SOURCE DATA —
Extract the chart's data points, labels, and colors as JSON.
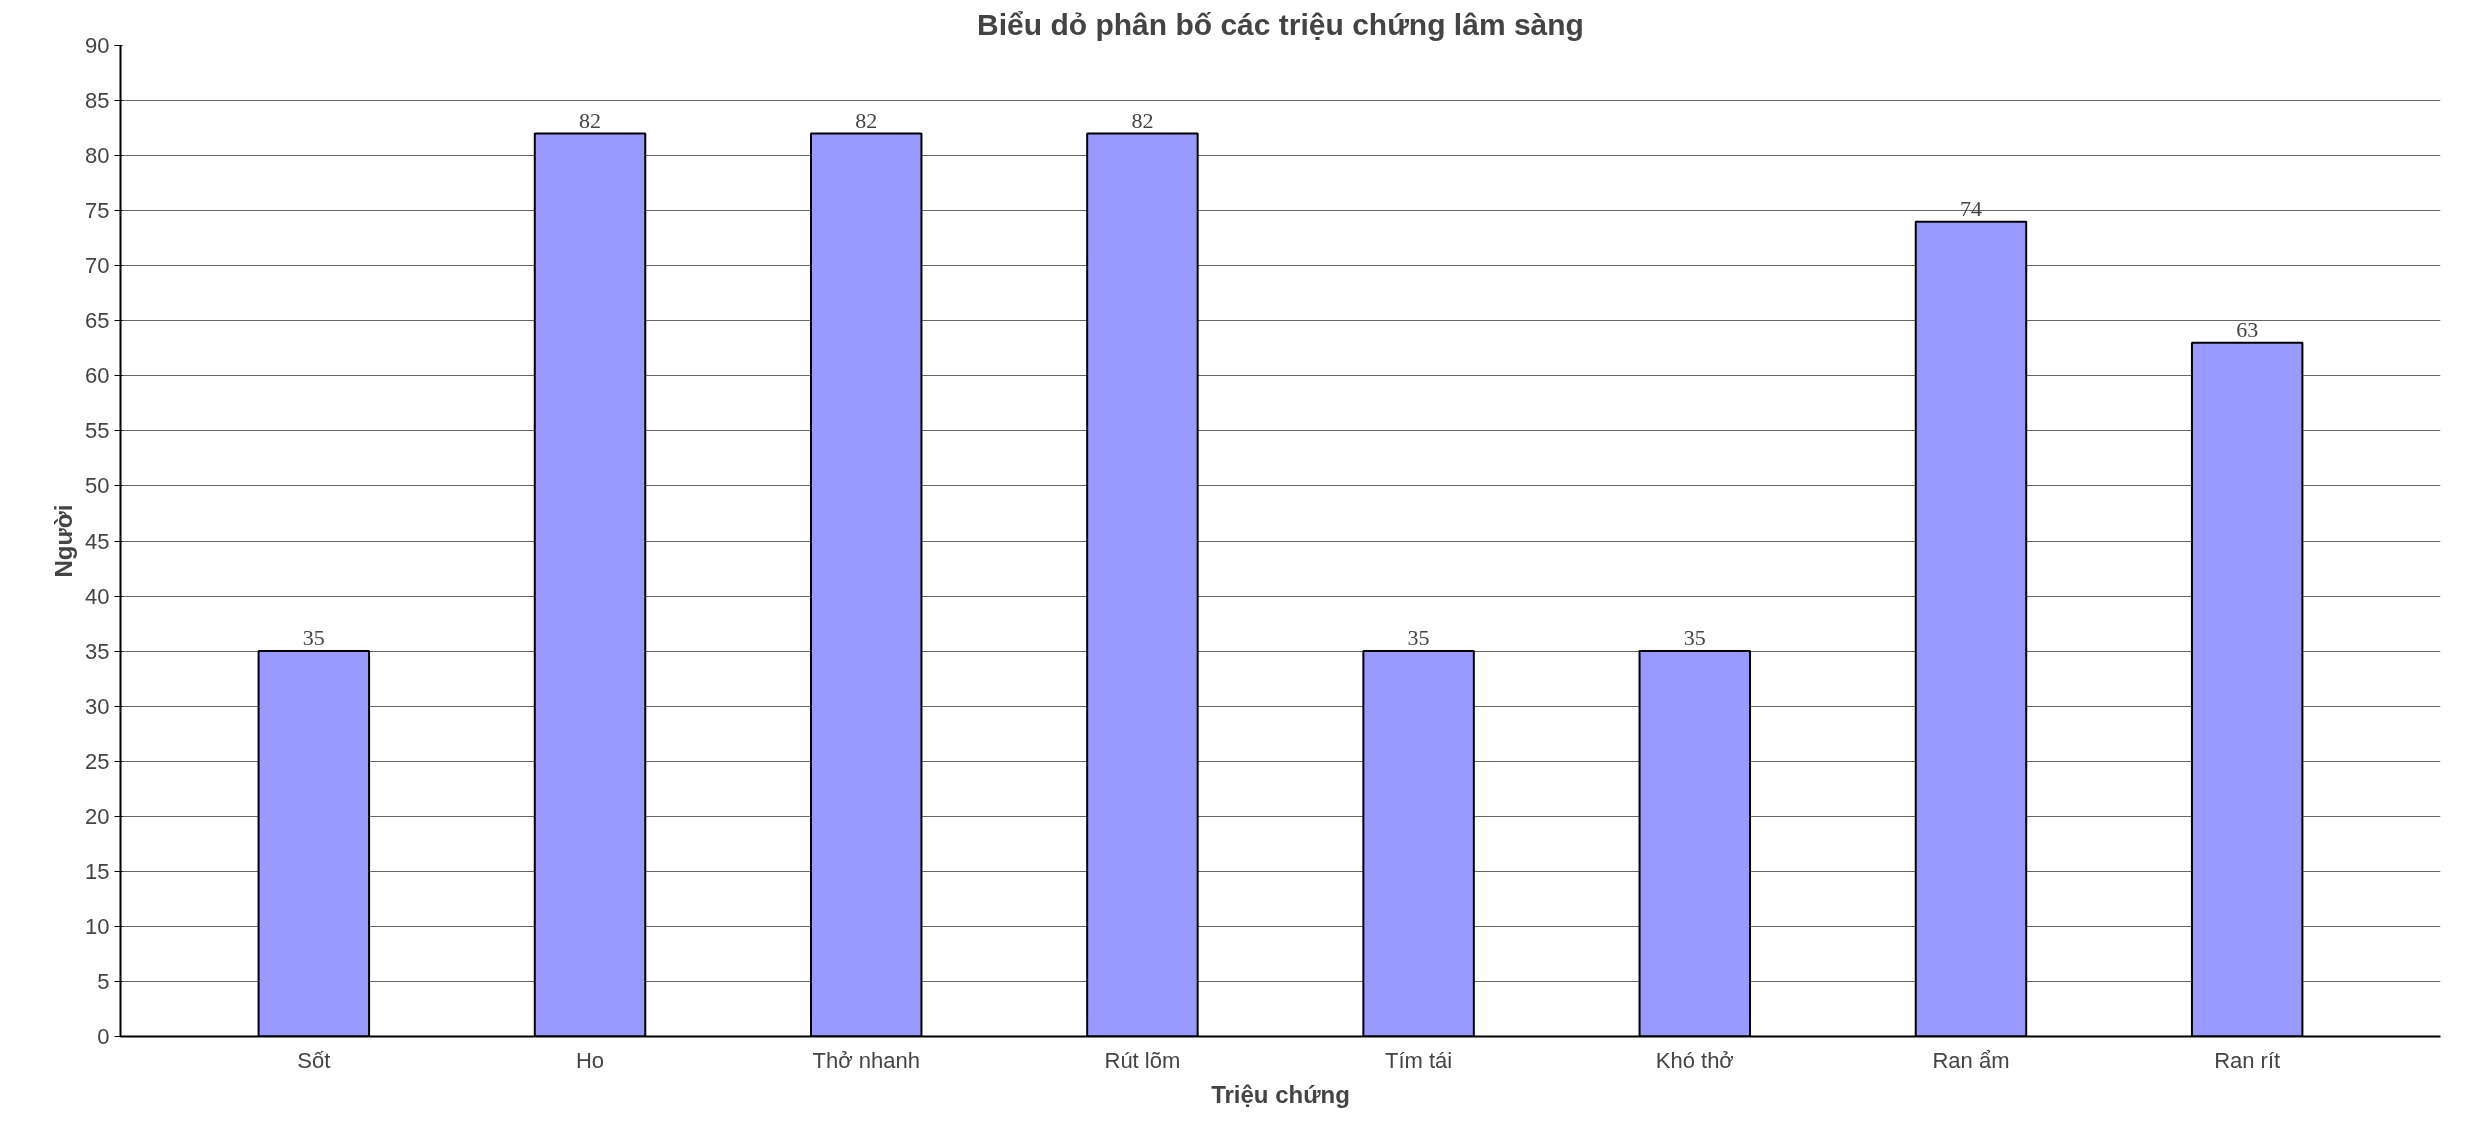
{
  "chart_data": {
    "type": "bar",
    "title": "Biểu dỏ phân bố các triệu chứng lâm sàng",
    "xlabel": "Triệu chứng",
    "ylabel": "Người",
    "categories": [
      "Sốt",
      "Ho",
      "Thở nhanh",
      "Rút lõm",
      "Tím tái",
      "Khó thở",
      "Ran ẩm",
      "Ran rít"
    ],
    "values": [
      35,
      82,
      82,
      82,
      35,
      35,
      74,
      63
    ],
    "color": "#9999ff",
    "ylim": [
      0,
      90
    ],
    "yticks": [
      0,
      5,
      10,
      15,
      20,
      25,
      30,
      35,
      40,
      45,
      50,
      55,
      60,
      65,
      70,
      75,
      80,
      85,
      90
    ],
    "grid": "y",
    "data_labels": true
  }
}
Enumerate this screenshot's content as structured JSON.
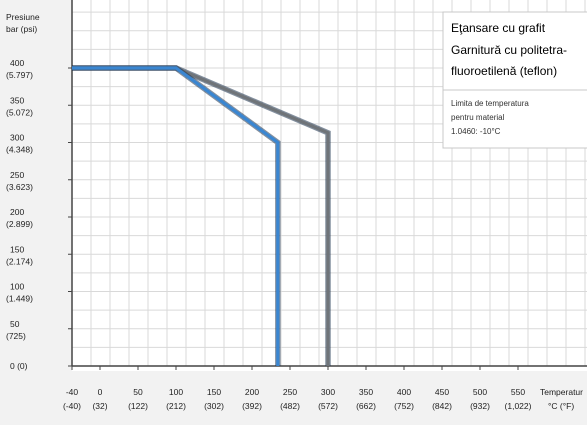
{
  "chart_data": {
    "type": "line",
    "ylabel_lines": [
      "Presiune",
      "bar (psi)"
    ],
    "xlabel_lines": [
      "Temperatur",
      "°C (°F)"
    ],
    "ylim": [
      0,
      430
    ],
    "xlim": [
      -40,
      570
    ],
    "x_ticks": [
      {
        "value": -40,
        "label": "-40",
        "sub": "(-40)"
      },
      {
        "value": 0,
        "label": "0",
        "sub": "(32)"
      },
      {
        "value": 50,
        "label": "50",
        "sub": "(122)"
      },
      {
        "value": 100,
        "label": "100",
        "sub": "(212)"
      },
      {
        "value": 150,
        "label": "150",
        "sub": "(302)"
      },
      {
        "value": 200,
        "label": "200",
        "sub": "(392)"
      },
      {
        "value": 250,
        "label": "250",
        "sub": "(482)"
      },
      {
        "value": 300,
        "label": "300",
        "sub": "(572)"
      },
      {
        "value": 350,
        "label": "350",
        "sub": "(662)"
      },
      {
        "value": 400,
        "label": "400",
        "sub": "(752)"
      },
      {
        "value": 450,
        "label": "450",
        "sub": "(842)"
      },
      {
        "value": 500,
        "label": "500",
        "sub": "(932)"
      },
      {
        "value": 550,
        "label": "550",
        "sub": "(1,022)"
      }
    ],
    "y_ticks": [
      {
        "value": 400,
        "label": "400",
        "sub": "(5.797)"
      },
      {
        "value": 350,
        "label": "350",
        "sub": "(5.072)"
      },
      {
        "value": 300,
        "label": "300",
        "sub": "(4.348)"
      },
      {
        "value": 250,
        "label": "250",
        "sub": "(3.623)"
      },
      {
        "value": 200,
        "label": "200",
        "sub": "(2.899)"
      },
      {
        "value": 150,
        "label": "150",
        "sub": "(2.174)"
      },
      {
        "value": 100,
        "label": "100",
        "sub": "(1.449)"
      },
      {
        "value": 50,
        "label": "50",
        "sub": "(725)"
      },
      {
        "value": 0,
        "label": "0 (0)",
        "sub": ""
      }
    ],
    "series": [
      {
        "name": "Eţansare cu grafit",
        "color": "#6f7479",
        "points": [
          [
            -40,
            400
          ],
          [
            100,
            400
          ],
          [
            300,
            313
          ],
          [
            300,
            0
          ]
        ]
      },
      {
        "name": "Garnitură cu politetra-fluoroetilenă (teflon)",
        "color": "#3a86d1",
        "points": [
          [
            -40,
            400
          ],
          [
            100,
            400
          ],
          [
            234,
            300
          ],
          [
            234,
            0
          ]
        ]
      }
    ],
    "grid": true,
    "legend_position": "top-right"
  },
  "legend": {
    "entries": [
      {
        "text": "Eţansare cu grafit",
        "color": "#6a96c4"
      },
      {
        "text": "Garnitură cu politetra-",
        "color": "#3a86d1"
      },
      {
        "text": "fluoroetilenă (teflon)",
        "color": "#3a86d1"
      }
    ],
    "note_lines": [
      "Limita de temperatura",
      "pentru material",
      "1.0460: -10°C"
    ]
  }
}
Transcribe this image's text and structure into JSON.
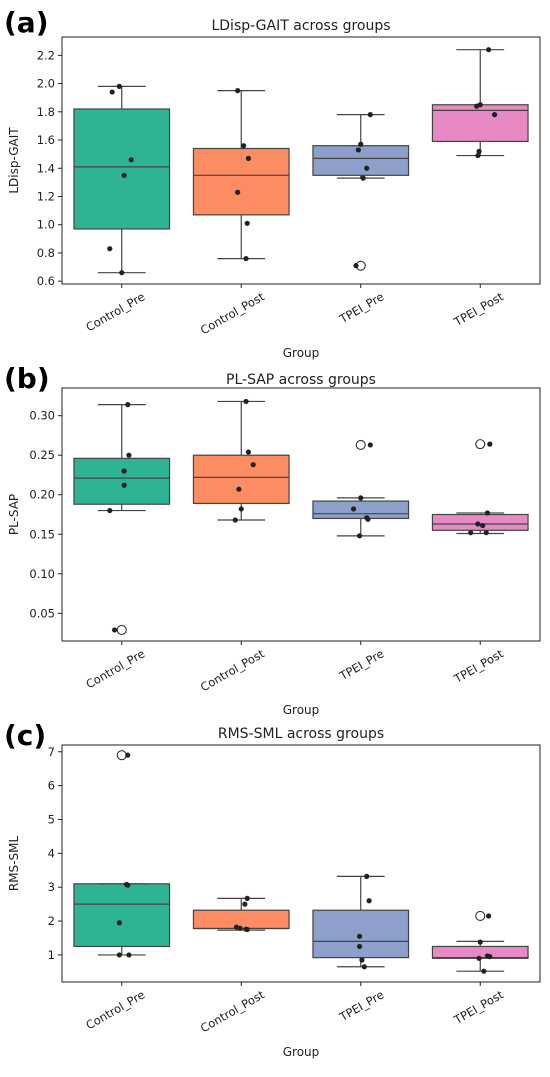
{
  "panels": [
    {
      "letter": "(a)",
      "chart_data": {
        "type": "box",
        "title": "LDisp-GAIT across groups",
        "xlabel": "Group",
        "ylabel": "LDisp-GAIT",
        "ylim": [
          0.58,
          2.33
        ],
        "yticks": [
          0.6,
          0.8,
          1.0,
          1.2,
          1.4,
          1.6,
          1.8,
          2.0,
          2.2
        ],
        "tick_labels": [
          "0.6",
          "0.8",
          "1.0",
          "1.2",
          "1.4",
          "1.6",
          "1.8",
          "2.0",
          "2.2"
        ],
        "categories": [
          "Control_Pre",
          "Control_Post",
          "TPEI_Pre",
          "TPEI_Post"
        ],
        "colors": [
          "#2fb395",
          "#fc8d62",
          "#8da0cb",
          "#e78ac3"
        ],
        "boxes": [
          {
            "whisker_low": 0.66,
            "q1": 0.97,
            "median": 1.41,
            "q3": 1.82,
            "whisker_high": 1.98,
            "outliers": []
          },
          {
            "whisker_low": 0.76,
            "q1": 1.07,
            "median": 1.35,
            "q3": 1.54,
            "whisker_high": 1.95,
            "outliers": []
          },
          {
            "whisker_low": 1.33,
            "q1": 1.35,
            "median": 1.47,
            "q3": 1.56,
            "whisker_high": 1.78,
            "outliers": [
              0.71
            ]
          },
          {
            "whisker_low": 1.49,
            "q1": 1.59,
            "median": 1.81,
            "q3": 1.85,
            "whisker_high": 2.24,
            "outliers": []
          }
        ],
        "points": [
          [
            [
              -0.08,
              1.94
            ],
            [
              -0.02,
              1.98
            ],
            [
              0.02,
              1.35
            ],
            [
              0.08,
              1.46
            ],
            [
              -0.1,
              0.83
            ],
            [
              0.0,
              0.66
            ]
          ],
          [
            [
              -0.03,
              1.95
            ],
            [
              0.02,
              1.56
            ],
            [
              0.06,
              1.47
            ],
            [
              -0.03,
              1.23
            ],
            [
              0.05,
              1.01
            ],
            [
              0.04,
              0.76
            ]
          ],
          [
            [
              0.08,
              1.78
            ],
            [
              0.0,
              1.57
            ],
            [
              -0.02,
              1.53
            ],
            [
              0.05,
              1.4
            ],
            [
              0.02,
              1.33
            ],
            [
              -0.04,
              0.71
            ]
          ],
          [
            [
              0.07,
              2.24
            ],
            [
              -0.03,
              1.84
            ],
            [
              0.0,
              1.85
            ],
            [
              0.12,
              1.78
            ],
            [
              -0.01,
              1.52
            ],
            [
              -0.02,
              1.49
            ]
          ]
        ]
      }
    },
    {
      "letter": "(b)",
      "chart_data": {
        "type": "box",
        "title": "PL-SAP across groups",
        "xlabel": "Group",
        "ylabel": "PL-SAP",
        "ylim": [
          0.015,
          0.335
        ],
        "yticks": [
          0.05,
          0.1,
          0.15,
          0.2,
          0.25,
          0.3
        ],
        "tick_labels": [
          "0.05",
          "0.10",
          "0.15",
          "0.20",
          "0.25",
          "0.30"
        ],
        "categories": [
          "Control_Pre",
          "Control_Post",
          "TPEI_Pre",
          "TPEI_Post"
        ],
        "colors": [
          "#2fb395",
          "#fc8d62",
          "#8da0cb",
          "#e78ac3"
        ],
        "boxes": [
          {
            "whisker_low": 0.18,
            "q1": 0.188,
            "median": 0.221,
            "q3": 0.246,
            "whisker_high": 0.314,
            "outliers": [
              0.029
            ]
          },
          {
            "whisker_low": 0.168,
            "q1": 0.189,
            "median": 0.222,
            "q3": 0.25,
            "whisker_high": 0.318,
            "outliers": []
          },
          {
            "whisker_low": 0.148,
            "q1": 0.17,
            "median": 0.176,
            "q3": 0.192,
            "whisker_high": 0.196,
            "outliers": [
              0.263
            ]
          },
          {
            "whisker_low": 0.151,
            "q1": 0.155,
            "median": 0.163,
            "q3": 0.175,
            "whisker_high": 0.177,
            "outliers": [
              0.264
            ]
          }
        ],
        "points": [
          [
            [
              0.05,
              0.314
            ],
            [
              0.06,
              0.25
            ],
            [
              0.02,
              0.23
            ],
            [
              0.02,
              0.212
            ],
            [
              -0.1,
              0.18
            ],
            [
              -0.06,
              0.029
            ]
          ],
          [
            [
              0.04,
              0.318
            ],
            [
              0.06,
              0.254
            ],
            [
              0.1,
              0.238
            ],
            [
              -0.02,
              0.207
            ],
            [
              0.0,
              0.182
            ],
            [
              -0.05,
              0.168
            ]
          ],
          [
            [
              0.08,
              0.263
            ],
            [
              0.0,
              0.196
            ],
            [
              -0.06,
              0.182
            ],
            [
              0.05,
              0.171
            ],
            [
              0.06,
              0.169
            ],
            [
              -0.01,
              0.148
            ]
          ],
          [
            [
              0.08,
              0.264
            ],
            [
              0.06,
              0.177
            ],
            [
              -0.02,
              0.163
            ],
            [
              0.02,
              0.161
            ],
            [
              0.05,
              0.152
            ],
            [
              -0.08,
              0.152
            ]
          ]
        ]
      }
    },
    {
      "letter": "(c)",
      "chart_data": {
        "type": "box",
        "title": "RMS-SML across groups",
        "xlabel": "Group",
        "ylabel": "RMS-SML",
        "ylim": [
          0.2,
          7.2
        ],
        "yticks": [
          1,
          2,
          3,
          4,
          5,
          6,
          7
        ],
        "tick_labels": [
          "1",
          "2",
          "3",
          "4",
          "5",
          "6",
          "7"
        ],
        "categories": [
          "Control_Pre",
          "Control_Post",
          "TPEI_Pre",
          "TPEI_Post"
        ],
        "colors": [
          "#2fb395",
          "#fc8d62",
          "#8da0cb",
          "#e78ac3"
        ],
        "boxes": [
          {
            "whisker_low": 1.0,
            "q1": 1.25,
            "median": 2.5,
            "q3": 3.1,
            "whisker_high": 3.1,
            "outliers": [
              6.9
            ]
          },
          {
            "whisker_low": 1.73,
            "q1": 1.78,
            "median": 1.78,
            "q3": 2.32,
            "whisker_high": 2.67,
            "outliers": []
          },
          {
            "whisker_low": 0.65,
            "q1": 0.92,
            "median": 1.4,
            "q3": 2.32,
            "whisker_high": 3.32,
            "outliers": []
          },
          {
            "whisker_low": 0.52,
            "q1": 0.9,
            "median": 0.92,
            "q3": 1.25,
            "whisker_high": 1.4,
            "outliers": [
              2.15
            ]
          }
        ],
        "points": [
          [
            [
              0.05,
              6.9
            ],
            [
              0.04,
              3.08
            ],
            [
              0.05,
              3.06
            ],
            [
              -0.02,
              1.95
            ],
            [
              -0.02,
              1.0
            ],
            [
              0.06,
              1.0
            ]
          ],
          [
            [
              0.05,
              2.67
            ],
            [
              0.03,
              2.5
            ],
            [
              -0.04,
              1.82
            ],
            [
              -0.01,
              1.79
            ],
            [
              0.04,
              1.76
            ],
            [
              0.05,
              1.75
            ]
          ],
          [
            [
              0.05,
              3.32
            ],
            [
              0.07,
              2.6
            ],
            [
              -0.01,
              1.55
            ],
            [
              -0.01,
              1.25
            ],
            [
              0.01,
              0.85
            ],
            [
              0.03,
              0.65
            ]
          ],
          [
            [
              0.07,
              2.15
            ],
            [
              0.0,
              1.38
            ],
            [
              0.06,
              0.97
            ],
            [
              0.08,
              0.95
            ],
            [
              -0.01,
              0.9
            ],
            [
              0.03,
              0.52
            ]
          ]
        ]
      }
    }
  ]
}
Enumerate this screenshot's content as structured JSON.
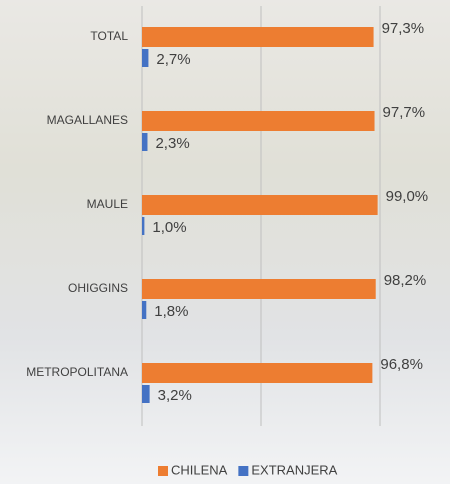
{
  "chart_data": {
    "type": "bar",
    "orientation": "horizontal",
    "categories": [
      "TOTAL",
      "MAGALLANES",
      "MAULE",
      "OHIGGINS",
      "METROPOLITANA"
    ],
    "series": [
      {
        "name": "CHILENA",
        "color": "#ed7d31",
        "values": [
          97.3,
          97.7,
          99.0,
          98.2,
          96.8
        ],
        "value_labels": [
          "97,3%",
          "97,7%",
          "99,0%",
          "98,2%",
          "96,8%"
        ]
      },
      {
        "name": "EXTRANJERA",
        "color": "#4472c4",
        "values": [
          2.7,
          2.3,
          1.0,
          1.8,
          3.2
        ],
        "value_labels": [
          "2,7%",
          "2,3%",
          "1,0%",
          "1,8%",
          "3,2%"
        ]
      }
    ],
    "xlim": [
      0,
      100
    ],
    "xticks": [
      0,
      50,
      100
    ],
    "grid": true,
    "legend": "bottom"
  }
}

TASK — Return all lines of the material above in which the word "groups" occurs.

RESULT FOR THIS EXERCISE —
        "title": "LDisp-GAIT across groups",
        "title": "PL-SAP across groups",
        "title": "RMS-SML across groups",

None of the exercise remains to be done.